- Exercise instructions
1. List every person named in the forum thread about Steve Blank's new book, including the posters' usernames.
2. Reproduce word for word the passage of the forum thread about Steve Blank's new book that starts at "Hi, anyone read" and ends at "rehash of FSTTE.".

- Document extract
* * * * * * * * *

Ask HN: Blank's new book? - davidw

Hi, anyone read Steve Blank's new book yet?  I'm a bit reticent, as I generally buy Kindle books these days, but this sounds like the kind of thing that may be worth an exception.  I'd be curious to hear what those of you who have already received it think.
======
tangentcity
I have both Steve Blank's previous book, "Four Steps..." and Blank's and Bob
Dorf's new one. (Got it on March 5th - the flyleaf says it was printed in
March 2012 - you can still smell printing press oil on this one) Though I
haven't read it through (and don't plan to - the first thing the authors say
is don't read it straight through, and don't read too much at one sitting -
this is more like a car repair manual, to be consulted as needed for specific
problems), from reading bits and pieces I'd say it's not a rehash of FSTTE.

* * * * * * * * *

- Dataset
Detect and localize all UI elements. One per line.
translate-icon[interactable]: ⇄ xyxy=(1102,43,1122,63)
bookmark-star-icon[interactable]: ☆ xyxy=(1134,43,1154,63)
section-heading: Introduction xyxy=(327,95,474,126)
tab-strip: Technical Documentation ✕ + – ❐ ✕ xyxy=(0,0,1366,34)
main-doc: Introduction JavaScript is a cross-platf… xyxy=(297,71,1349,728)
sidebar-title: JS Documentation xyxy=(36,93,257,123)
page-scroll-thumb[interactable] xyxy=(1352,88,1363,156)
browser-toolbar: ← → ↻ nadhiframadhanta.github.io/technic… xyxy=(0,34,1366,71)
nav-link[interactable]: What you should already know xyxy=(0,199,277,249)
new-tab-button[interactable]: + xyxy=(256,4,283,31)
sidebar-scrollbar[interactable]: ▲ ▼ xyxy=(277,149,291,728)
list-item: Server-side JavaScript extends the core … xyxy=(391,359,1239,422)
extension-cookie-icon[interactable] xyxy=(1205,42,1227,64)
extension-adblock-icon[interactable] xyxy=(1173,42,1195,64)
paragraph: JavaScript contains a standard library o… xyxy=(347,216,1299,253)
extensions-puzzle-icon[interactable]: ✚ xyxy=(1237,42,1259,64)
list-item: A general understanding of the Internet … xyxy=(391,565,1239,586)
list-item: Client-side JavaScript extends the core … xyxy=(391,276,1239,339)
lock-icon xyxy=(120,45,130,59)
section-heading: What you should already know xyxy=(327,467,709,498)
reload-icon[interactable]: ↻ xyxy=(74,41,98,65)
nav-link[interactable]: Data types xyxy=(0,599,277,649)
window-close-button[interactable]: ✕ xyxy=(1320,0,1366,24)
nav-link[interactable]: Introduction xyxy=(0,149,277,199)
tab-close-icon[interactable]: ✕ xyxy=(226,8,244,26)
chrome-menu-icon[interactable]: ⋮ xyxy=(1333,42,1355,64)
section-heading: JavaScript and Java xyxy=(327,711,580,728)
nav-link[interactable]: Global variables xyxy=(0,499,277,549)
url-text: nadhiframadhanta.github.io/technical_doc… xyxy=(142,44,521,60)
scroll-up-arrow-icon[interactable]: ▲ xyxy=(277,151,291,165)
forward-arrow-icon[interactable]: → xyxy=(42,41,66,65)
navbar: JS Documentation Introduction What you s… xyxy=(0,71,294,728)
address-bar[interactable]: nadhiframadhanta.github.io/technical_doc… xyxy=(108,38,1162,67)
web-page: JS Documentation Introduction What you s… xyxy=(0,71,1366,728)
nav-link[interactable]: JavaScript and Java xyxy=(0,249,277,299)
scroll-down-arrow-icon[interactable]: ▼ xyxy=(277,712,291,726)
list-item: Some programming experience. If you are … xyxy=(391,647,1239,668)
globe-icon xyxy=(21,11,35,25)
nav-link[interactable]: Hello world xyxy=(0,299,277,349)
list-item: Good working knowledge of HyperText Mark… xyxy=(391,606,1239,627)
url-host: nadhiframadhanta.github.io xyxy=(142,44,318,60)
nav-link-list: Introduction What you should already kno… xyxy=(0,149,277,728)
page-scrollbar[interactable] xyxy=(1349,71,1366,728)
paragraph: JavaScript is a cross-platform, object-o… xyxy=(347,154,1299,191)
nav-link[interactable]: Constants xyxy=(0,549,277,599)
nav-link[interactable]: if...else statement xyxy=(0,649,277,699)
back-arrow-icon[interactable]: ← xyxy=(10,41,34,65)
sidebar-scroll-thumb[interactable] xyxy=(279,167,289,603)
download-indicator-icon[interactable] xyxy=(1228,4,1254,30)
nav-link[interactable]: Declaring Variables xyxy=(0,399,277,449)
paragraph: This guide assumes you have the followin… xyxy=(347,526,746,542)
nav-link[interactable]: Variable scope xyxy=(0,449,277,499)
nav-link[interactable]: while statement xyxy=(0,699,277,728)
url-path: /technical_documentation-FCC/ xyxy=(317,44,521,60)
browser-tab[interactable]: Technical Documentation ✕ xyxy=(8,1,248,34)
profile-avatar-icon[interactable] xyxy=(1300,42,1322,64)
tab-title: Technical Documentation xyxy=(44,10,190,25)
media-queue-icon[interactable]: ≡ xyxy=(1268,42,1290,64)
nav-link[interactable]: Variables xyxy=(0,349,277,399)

* * * * * * * * *

- Task-by-task answers
1. davidw, Steve Blank, tangentcity, Bob Dorf

2.
Hi, anyone read Steve Blank's new book yet?  I'm a bit reticent, as I generally buy Kindle books these days, but this sounds like the kind of thing that may be worth an exception.  I'd be curious to hear what those of you who have already received it think.
======
tangentcity
I have both Steve Blank's previous book, "Four Steps..." and Blank's and Bob
Dorf's new one. (Got it on March 5th - the flyleaf says it was printed in
March 2012 - you can still smell printing press oil on this one) Though I
haven't read it through (and don't plan to - the first thing the authors say
is don't read it straight through, and don't read too much at one sitting -
this is more like a car repair manual, to be consulted as needed for specific
problems), from reading bits and pieces I'd say it's not a rehash of FSTTE.